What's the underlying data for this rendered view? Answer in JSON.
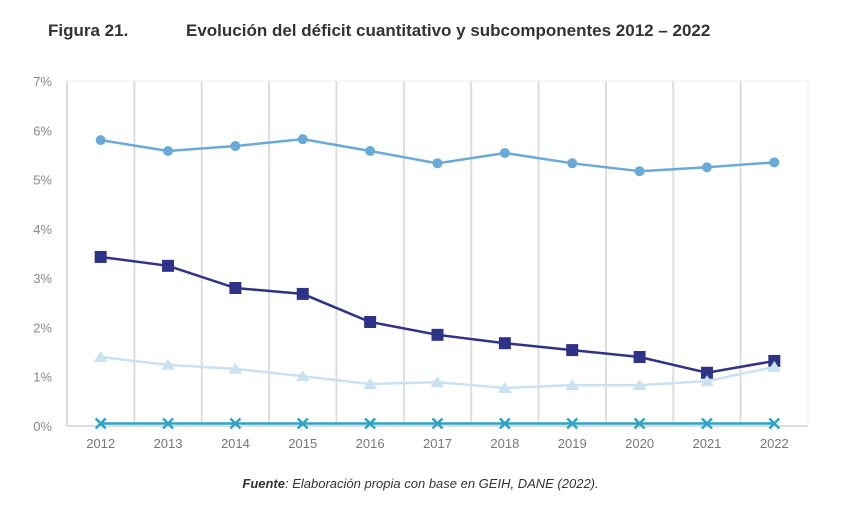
{
  "figure_label": "Figura 21.",
  "title": "Evolución del déficit cuantitativo y subcomponentes 2012 – 2022",
  "source_label": "Fuente",
  "source_text": ": Elaboración propia con base en GEIH, DANE (2022).",
  "chart_data": {
    "type": "line",
    "categories": [
      "2012",
      "2013",
      "2014",
      "2015",
      "2016",
      "2017",
      "2018",
      "2019",
      "2020",
      "2021",
      "2022"
    ],
    "yticks": [
      "0%",
      "1%",
      "2%",
      "3%",
      "4%",
      "5%",
      "6%",
      "7%"
    ],
    "ylim": [
      0,
      7
    ],
    "grid": "vertical",
    "series": [
      {
        "marker": "circle",
        "color": "#6aaad8",
        "values": [
          5.8,
          5.58,
          5.68,
          5.82,
          5.58,
          5.33,
          5.54,
          5.33,
          5.17,
          5.25,
          5.35
        ]
      },
      {
        "marker": "square",
        "color": "#2e3388",
        "values": [
          3.43,
          3.25,
          2.8,
          2.68,
          2.11,
          1.85,
          1.68,
          1.54,
          1.4,
          1.08,
          1.32
        ]
      },
      {
        "marker": "triangle",
        "color": "#c9e2f2",
        "values": [
          1.4,
          1.24,
          1.16,
          1.01,
          0.85,
          0.89,
          0.77,
          0.83,
          0.83,
          0.91,
          1.2
        ]
      },
      {
        "marker": "x",
        "color": "#2fa3c4",
        "values": [
          0.05,
          0.05,
          0.05,
          0.05,
          0.05,
          0.05,
          0.05,
          0.05,
          0.05,
          0.05,
          0.05
        ]
      }
    ]
  }
}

STATED GOAL:
Sift through the entries and copy every line with "color".

FINISHED EXERCISE:
        "color": "#6aaad8",
        "color": "#2e3388",
        "color": "#c9e2f2",
        "color": "#2fa3c4",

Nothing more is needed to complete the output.